Document section:
• • • • •
- Sponsored by: Directorate of Film Festivals
- Rewards: Rajat Kamal (Silver Lotus); ₹50,000;
- First award: 1984
- Final award: 2021
- Most recent winner: Ayushman

Highlights
- Total awarded: 21
- First winner: Everest 84

= National Film Award for Best Exploration/Adventure Film =

Indian film award

The National Film Award for Best Exploration/Adventure Film (including sports) was one of the National Film Awards presented annually by the Directorate of Film Festivals, the organisation set up by Ministry of Information and Broadcasting, India. It was one of several awards presented for non-feature films and awarded with Rajat Kamal (Silver Lotus).
• • • • •
Excerpted data:

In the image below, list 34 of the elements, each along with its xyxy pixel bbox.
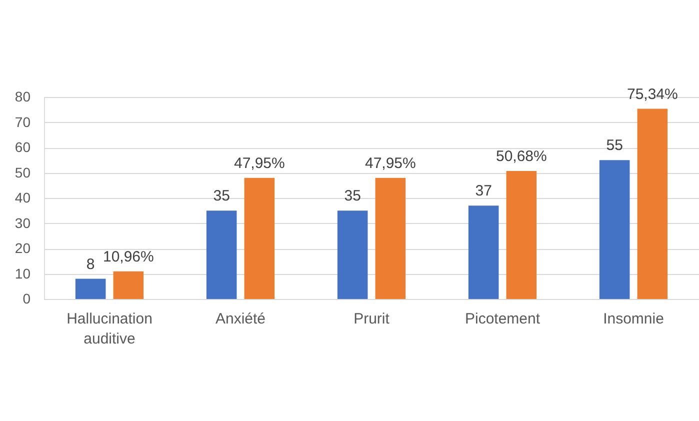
bar: [206, 210, 237, 299]
data-label: 47,95%: [234, 154, 285, 172]
y-tick-label: 40: [14, 190, 31, 206]
data-label: 75,34%: [626, 86, 678, 103]
x-tick-label: Picotement: [464, 310, 541, 328]
bar: [375, 178, 406, 299]
y-tick-label: 0: [22, 290, 31, 306]
y-tick-label: 60: [14, 139, 31, 155]
y-tick-label: 20: [14, 240, 31, 256]
data-label: 47,95%: [364, 154, 416, 172]
bar: [113, 271, 144, 299]
bar: [337, 210, 368, 299]
x-tick-label: Insomnie: [603, 310, 664, 328]
data-label: 8: [86, 256, 95, 273]
bar: [244, 178, 275, 299]
data-label: 50,68%: [496, 148, 547, 166]
x-tick-label: Prurit: [354, 310, 390, 328]
y-tick-label: 50: [14, 164, 31, 180]
bar: [599, 160, 630, 299]
data-label: 35: [344, 188, 361, 205]
bar: [637, 108, 668, 299]
y-tick-label: 70: [14, 114, 31, 130]
x-tick-label: Anxiété: [215, 310, 266, 328]
data-label: 55: [606, 137, 623, 154]
data-label: 35: [213, 188, 230, 205]
bar: [506, 171, 537, 299]
y-tick-label: 30: [14, 214, 31, 231]
bar: [468, 206, 499, 299]
data-label: 37: [475, 182, 492, 200]
y-tick-label: 80: [14, 88, 31, 104]
y-tick-label: 10: [14, 265, 31, 282]
bar: [75, 278, 106, 299]
data-label: 10,96%: [102, 248, 154, 266]
x-tick-label: Hallucination auditive: [66, 310, 152, 348]
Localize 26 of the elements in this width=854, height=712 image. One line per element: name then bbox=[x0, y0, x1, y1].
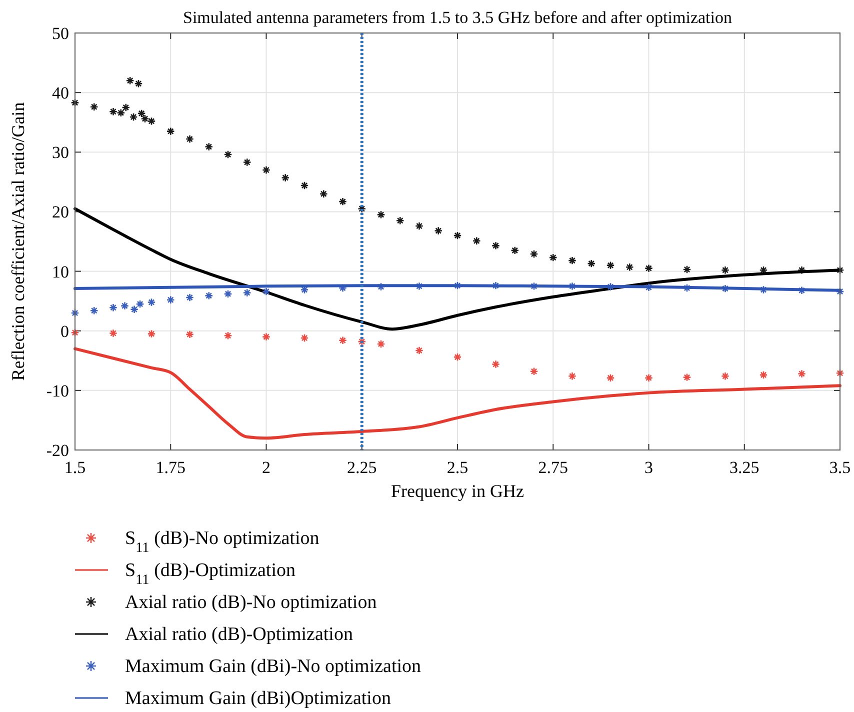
y-tick-label: -20 bbox=[46, 441, 69, 460]
x-tick-label: 2.75 bbox=[538, 458, 568, 477]
y-tick-label: 50 bbox=[52, 24, 69, 43]
x-tick-label: 2.25 bbox=[347, 458, 377, 477]
y-tick-label: -10 bbox=[46, 381, 69, 400]
y-tick-label: 10 bbox=[52, 262, 69, 282]
x-tick-label: 3.5 bbox=[829, 458, 851, 477]
y-tick-label: 0 bbox=[60, 322, 69, 341]
legend-label: Axial ratio (dB)-No optimization bbox=[125, 592, 378, 613]
legend-label: S$_{11}$ (dB)-Optimization bbox=[125, 560, 296, 588]
legend-label: S$_{11}$ (dB)-No optimization bbox=[125, 528, 320, 556]
y-tick-label: 30 bbox=[52, 143, 69, 162]
y-axis-title: Reflection coefficient/Axial ratio/Gain bbox=[8, 102, 28, 381]
x-tick-label: 3.25 bbox=[730, 458, 760, 477]
y-tick-label: 20 bbox=[52, 202, 69, 222]
x-tick-label: 1.75 bbox=[156, 458, 186, 477]
x-tick-label: 2.5 bbox=[446, 458, 468, 477]
legend-label: Maximum Gain (dBi)-No optimization bbox=[125, 656, 422, 677]
legend-label: Maximum Gain (dBi)Optimization bbox=[125, 688, 392, 709]
x-axis-title: Frequency in GHz bbox=[391, 481, 524, 501]
x-tick-label: 1.5 bbox=[64, 458, 86, 477]
x-tick-label: 3 bbox=[644, 458, 653, 477]
legend-label: Axial ratio (dB)-Optimization bbox=[125, 624, 354, 645]
chart-title: Simulated antenna parameters from 1.5 to 3.5 GHz before and after optimization bbox=[182, 8, 732, 27]
x-tick-label: 2 bbox=[262, 458, 270, 477]
y-tick-label: 40 bbox=[52, 84, 69, 103]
• • • • •
Short problem A: List every field label that appears before a colon in the bulleted lines of the film award text.
Short problem B: From the listing, copy the lines starting with the line containing "y-tick-label: -20 bbox=[46, 441, 69, 460]" and going on through the line containing "x-tick-label: 3.25 bbox=[730, 458, 760, 477]".
The film award text and the listing are unrelated to each other.

Task response A:
Sponsored by
Rewards
First award
Final award
Most recent winner
Total awarded
First winner

Task response B:
y-tick-label: -20 bbox=[46, 441, 69, 460]
x-tick-label: 2.75 bbox=[538, 458, 568, 477]
y-tick-label: 50 bbox=[52, 24, 69, 43]
x-tick-label: 2.25 bbox=[347, 458, 377, 477]
y-tick-label: -10 bbox=[46, 381, 69, 400]
y-tick-label: 10 bbox=[52, 262, 69, 282]
x-tick-label: 3.5 bbox=[829, 458, 851, 477]
y-tick-label: 0 bbox=[60, 322, 69, 341]
legend-label: Axial ratio (dB)-No optimization bbox=[125, 592, 378, 613]
legend-label: S$_{11}$ (dB)-Optimization bbox=[125, 560, 296, 588]
legend-label: S$_{11}$ (dB)-No optimization bbox=[125, 528, 320, 556]
y-tick-label: 30 bbox=[52, 143, 69, 162]
y-axis-title: Reflection coefficient/Axial ratio/Gain bbox=[8, 102, 28, 381]
x-tick-label: 3.25 bbox=[730, 458, 760, 477]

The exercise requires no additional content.